How could there be any Old Testament theology of civil obedience? The Jews belonged to the theocracy and thus were bound to God, and therefore to his anointed; and the Jews only relation to pagan kings was as their captives in exile. So both relationships are very straighforward calling for no hard reflection. However it is precisely the seasons in exile that the Scriptures use to provide exemplars of faithful citizenship. “How shall we sing the LORD’s song in a foreign land?” (Ps. 137:4)

Joseph, Daniel, Esther and Mordecai, and Nehemiah are all examples of God’s people not merely submitting to, but serving in, the secular governments. Even so, what do we see in their cases?

With the exception of Nehemiah, all were shown to go against, defy, or subvert, in some way, the ordinary rule of those they served. The three Hebrew boys were a dramatic example of this. When Shadrach, Meschach, and Abednego were ordered to bow down and worship the image of the king, they chose death over idolatry. While not insiders, the Egyptian midwives and Rahab were cast in a positive role for disobeying their respective tyrants.
◆ ◆ ◆ ◆ ◆ ◆ ◆
◆ Request a
Reproduce the part of the passage on civil obedience starting at "Joseph, Daniel, Esther" and ending at "their respective tyrants.", renaming "secular governments" as "pagan rulers".
◆ ◆ ◆ ◆ ◆ ◆ ◆
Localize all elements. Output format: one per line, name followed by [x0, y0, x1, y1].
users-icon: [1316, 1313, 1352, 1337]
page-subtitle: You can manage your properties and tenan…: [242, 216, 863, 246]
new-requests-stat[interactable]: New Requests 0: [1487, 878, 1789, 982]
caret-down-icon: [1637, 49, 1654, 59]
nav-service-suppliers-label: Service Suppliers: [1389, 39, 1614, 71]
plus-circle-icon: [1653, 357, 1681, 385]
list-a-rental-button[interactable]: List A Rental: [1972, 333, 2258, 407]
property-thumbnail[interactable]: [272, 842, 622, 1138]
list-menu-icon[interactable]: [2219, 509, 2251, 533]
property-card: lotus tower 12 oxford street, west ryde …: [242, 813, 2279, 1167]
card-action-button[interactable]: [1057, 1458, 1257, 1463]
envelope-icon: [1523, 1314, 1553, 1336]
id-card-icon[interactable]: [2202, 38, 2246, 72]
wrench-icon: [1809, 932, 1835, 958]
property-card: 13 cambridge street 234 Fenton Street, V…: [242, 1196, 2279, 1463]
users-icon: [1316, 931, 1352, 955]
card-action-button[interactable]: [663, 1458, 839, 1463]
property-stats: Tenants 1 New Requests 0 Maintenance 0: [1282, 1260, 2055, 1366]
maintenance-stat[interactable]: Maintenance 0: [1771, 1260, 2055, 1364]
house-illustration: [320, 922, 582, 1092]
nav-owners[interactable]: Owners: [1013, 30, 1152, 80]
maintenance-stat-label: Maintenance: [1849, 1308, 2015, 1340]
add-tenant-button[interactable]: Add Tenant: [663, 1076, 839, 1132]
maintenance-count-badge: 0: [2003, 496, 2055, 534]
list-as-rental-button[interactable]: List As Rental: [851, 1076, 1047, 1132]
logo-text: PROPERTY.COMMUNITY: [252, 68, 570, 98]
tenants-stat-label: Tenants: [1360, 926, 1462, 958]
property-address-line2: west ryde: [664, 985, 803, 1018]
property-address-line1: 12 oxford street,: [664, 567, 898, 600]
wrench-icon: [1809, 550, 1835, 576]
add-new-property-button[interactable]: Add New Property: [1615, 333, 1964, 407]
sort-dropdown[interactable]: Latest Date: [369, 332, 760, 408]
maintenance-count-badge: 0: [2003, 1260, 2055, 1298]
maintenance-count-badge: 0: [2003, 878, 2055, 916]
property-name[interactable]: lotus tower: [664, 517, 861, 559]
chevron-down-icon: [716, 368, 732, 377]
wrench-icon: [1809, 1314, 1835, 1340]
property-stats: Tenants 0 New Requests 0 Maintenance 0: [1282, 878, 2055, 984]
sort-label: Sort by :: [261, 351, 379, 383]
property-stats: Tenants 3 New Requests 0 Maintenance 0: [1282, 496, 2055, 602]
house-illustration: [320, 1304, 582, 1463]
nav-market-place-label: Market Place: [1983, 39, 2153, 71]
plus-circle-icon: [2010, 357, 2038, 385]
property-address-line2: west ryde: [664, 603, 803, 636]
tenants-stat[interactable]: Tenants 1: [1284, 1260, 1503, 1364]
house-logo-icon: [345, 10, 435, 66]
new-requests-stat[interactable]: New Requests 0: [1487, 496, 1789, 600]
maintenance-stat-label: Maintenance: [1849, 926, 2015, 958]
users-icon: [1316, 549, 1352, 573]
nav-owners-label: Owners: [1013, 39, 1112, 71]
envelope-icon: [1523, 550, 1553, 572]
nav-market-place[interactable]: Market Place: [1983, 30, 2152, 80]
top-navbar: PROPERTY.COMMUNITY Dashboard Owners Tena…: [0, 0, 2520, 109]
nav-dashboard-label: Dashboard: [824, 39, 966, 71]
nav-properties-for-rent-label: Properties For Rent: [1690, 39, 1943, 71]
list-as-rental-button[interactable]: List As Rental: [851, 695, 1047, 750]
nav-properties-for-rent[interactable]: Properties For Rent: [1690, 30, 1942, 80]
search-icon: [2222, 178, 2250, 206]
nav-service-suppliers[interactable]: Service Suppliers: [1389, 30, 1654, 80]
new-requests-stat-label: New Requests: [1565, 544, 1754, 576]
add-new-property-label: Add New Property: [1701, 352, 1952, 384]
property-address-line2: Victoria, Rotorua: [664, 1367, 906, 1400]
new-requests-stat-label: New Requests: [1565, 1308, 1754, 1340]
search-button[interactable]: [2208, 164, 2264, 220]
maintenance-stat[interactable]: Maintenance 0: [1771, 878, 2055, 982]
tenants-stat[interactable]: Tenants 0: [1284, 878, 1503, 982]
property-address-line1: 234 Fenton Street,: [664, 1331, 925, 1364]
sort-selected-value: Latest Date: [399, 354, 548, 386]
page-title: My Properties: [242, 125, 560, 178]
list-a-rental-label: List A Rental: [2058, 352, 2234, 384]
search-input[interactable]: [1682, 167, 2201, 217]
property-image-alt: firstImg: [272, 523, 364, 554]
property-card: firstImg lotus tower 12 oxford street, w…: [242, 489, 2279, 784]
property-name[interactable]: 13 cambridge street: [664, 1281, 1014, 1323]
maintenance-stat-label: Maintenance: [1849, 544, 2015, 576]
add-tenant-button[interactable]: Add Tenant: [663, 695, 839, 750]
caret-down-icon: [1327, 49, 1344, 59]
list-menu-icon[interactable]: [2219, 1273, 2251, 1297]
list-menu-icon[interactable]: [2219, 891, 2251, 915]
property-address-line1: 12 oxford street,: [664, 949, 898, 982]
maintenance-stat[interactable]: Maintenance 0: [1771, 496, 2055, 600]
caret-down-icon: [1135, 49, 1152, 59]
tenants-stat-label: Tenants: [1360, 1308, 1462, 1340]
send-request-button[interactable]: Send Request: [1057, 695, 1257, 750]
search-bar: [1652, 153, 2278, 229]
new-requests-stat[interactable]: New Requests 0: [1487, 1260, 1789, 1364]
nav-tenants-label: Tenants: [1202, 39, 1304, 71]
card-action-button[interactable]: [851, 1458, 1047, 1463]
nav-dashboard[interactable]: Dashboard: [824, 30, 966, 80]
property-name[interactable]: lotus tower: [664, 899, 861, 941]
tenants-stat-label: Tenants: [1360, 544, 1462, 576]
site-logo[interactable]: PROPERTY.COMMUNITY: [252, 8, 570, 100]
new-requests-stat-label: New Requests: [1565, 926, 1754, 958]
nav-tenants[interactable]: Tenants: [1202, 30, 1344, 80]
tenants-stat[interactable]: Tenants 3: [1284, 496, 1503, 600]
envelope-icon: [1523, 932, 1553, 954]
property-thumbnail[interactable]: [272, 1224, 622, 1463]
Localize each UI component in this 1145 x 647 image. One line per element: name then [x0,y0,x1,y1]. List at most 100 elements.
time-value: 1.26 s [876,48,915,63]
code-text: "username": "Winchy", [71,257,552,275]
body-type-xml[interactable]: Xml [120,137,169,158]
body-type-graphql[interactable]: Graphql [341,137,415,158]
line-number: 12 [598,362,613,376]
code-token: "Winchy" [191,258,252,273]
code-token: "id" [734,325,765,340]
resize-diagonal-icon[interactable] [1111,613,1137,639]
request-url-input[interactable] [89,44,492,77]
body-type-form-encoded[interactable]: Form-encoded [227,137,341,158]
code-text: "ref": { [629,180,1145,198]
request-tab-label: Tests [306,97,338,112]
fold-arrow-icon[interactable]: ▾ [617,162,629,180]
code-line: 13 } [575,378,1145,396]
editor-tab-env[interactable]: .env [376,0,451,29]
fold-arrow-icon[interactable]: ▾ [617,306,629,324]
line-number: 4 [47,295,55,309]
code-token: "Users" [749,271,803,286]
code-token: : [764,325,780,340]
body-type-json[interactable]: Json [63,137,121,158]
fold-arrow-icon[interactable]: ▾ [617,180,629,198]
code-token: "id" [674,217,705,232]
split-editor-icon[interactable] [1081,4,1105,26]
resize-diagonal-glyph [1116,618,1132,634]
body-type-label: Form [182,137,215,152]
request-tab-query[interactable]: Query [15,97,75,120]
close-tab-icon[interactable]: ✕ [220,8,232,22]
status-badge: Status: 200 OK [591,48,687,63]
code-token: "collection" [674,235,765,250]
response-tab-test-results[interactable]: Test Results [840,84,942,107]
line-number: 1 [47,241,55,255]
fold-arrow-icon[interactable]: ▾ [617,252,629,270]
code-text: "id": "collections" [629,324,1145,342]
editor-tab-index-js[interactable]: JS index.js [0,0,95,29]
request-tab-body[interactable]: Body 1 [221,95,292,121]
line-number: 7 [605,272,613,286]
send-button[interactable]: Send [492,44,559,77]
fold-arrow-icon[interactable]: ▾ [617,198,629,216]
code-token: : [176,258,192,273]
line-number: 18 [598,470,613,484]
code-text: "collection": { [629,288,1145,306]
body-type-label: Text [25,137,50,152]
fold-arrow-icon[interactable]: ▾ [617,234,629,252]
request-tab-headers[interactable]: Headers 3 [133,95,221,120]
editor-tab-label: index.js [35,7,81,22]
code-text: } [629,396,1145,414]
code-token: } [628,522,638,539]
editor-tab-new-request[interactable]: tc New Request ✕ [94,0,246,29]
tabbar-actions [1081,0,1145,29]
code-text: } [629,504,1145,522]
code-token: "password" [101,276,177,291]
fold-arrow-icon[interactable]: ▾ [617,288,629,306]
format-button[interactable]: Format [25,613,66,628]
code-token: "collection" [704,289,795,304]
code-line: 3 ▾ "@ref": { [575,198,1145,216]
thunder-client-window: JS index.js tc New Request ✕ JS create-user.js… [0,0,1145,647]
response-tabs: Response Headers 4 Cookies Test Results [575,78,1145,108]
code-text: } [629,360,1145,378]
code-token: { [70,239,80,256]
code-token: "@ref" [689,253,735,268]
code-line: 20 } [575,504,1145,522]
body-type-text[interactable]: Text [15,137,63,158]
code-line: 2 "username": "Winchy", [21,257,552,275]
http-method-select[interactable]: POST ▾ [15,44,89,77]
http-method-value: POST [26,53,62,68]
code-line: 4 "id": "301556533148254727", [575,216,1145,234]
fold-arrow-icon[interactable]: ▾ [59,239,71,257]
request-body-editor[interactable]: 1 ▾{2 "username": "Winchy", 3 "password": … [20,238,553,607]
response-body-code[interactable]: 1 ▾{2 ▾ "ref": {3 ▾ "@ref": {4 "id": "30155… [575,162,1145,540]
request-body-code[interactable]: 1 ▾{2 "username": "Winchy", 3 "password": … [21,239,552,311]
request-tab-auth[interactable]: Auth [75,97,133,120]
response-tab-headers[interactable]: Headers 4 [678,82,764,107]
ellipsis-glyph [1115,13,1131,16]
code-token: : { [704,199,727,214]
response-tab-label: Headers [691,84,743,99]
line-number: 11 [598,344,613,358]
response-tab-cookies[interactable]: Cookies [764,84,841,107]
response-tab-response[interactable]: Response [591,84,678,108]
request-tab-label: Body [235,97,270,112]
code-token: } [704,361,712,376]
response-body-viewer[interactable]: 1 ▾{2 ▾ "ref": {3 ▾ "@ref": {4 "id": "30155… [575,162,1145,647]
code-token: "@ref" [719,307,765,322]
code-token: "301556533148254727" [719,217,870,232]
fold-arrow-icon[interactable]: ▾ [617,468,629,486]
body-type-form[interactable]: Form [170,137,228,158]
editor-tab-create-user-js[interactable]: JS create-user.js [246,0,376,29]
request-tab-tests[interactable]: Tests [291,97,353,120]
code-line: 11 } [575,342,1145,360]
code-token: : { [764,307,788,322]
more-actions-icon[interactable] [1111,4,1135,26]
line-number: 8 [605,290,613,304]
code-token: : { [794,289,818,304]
◆ ◆ ◆ ◆ ◆ ◆ ◆
◆ Request b
Copy the listing line for line, starting at its first line and ending at the line that contains "wrench-icon: [1809, 932, 1835, 958]".

◆ Finished answer a
Joseph, Daniel, Esther and Mordecai, and Nehemiah are all examples of God’s people not merely submitting to, but serving in, the pagan rulers. Even so, what do we see in their cases?

With the exception of Nehemiah, all were shown to go against, defy, or subvert, in some way, the ordinary rule of those they served. The three Hebrew boys were a dramatic example of this. When Shadrach, Meschach, and Abednego were ordered to bow down and worship the image of the king, they chose death over idolatry. While not insiders, the Egyptian midwives and Rahab were cast in a positive role for disobeying their respective tyrants.

◆ Finished answer b
Localize all elements. Output format: one per line, name followed by [x0, y0, x1, y1].
users-icon: [1316, 1313, 1352, 1337]
page-subtitle: You can manage your properties and tenan…: [242, 216, 863, 246]
new-requests-stat[interactable]: New Requests 0: [1487, 878, 1789, 982]
caret-down-icon: [1637, 49, 1654, 59]
nav-service-suppliers-label: Service Suppliers: [1389, 39, 1614, 71]
plus-circle-icon: [1653, 357, 1681, 385]
list-a-rental-button[interactable]: List A Rental: [1972, 333, 2258, 407]
property-thumbnail[interactable]: [272, 842, 622, 1138]
list-menu-icon[interactable]: [2219, 509, 2251, 533]
property-card: lotus tower 12 oxford street, west ryde …: [242, 813, 2279, 1167]
card-action-button[interactable]: [1057, 1458, 1257, 1463]
envelope-icon: [1523, 1314, 1553, 1336]
id-card-icon[interactable]: [2202, 38, 2246, 72]
wrench-icon: [1809, 932, 1835, 958]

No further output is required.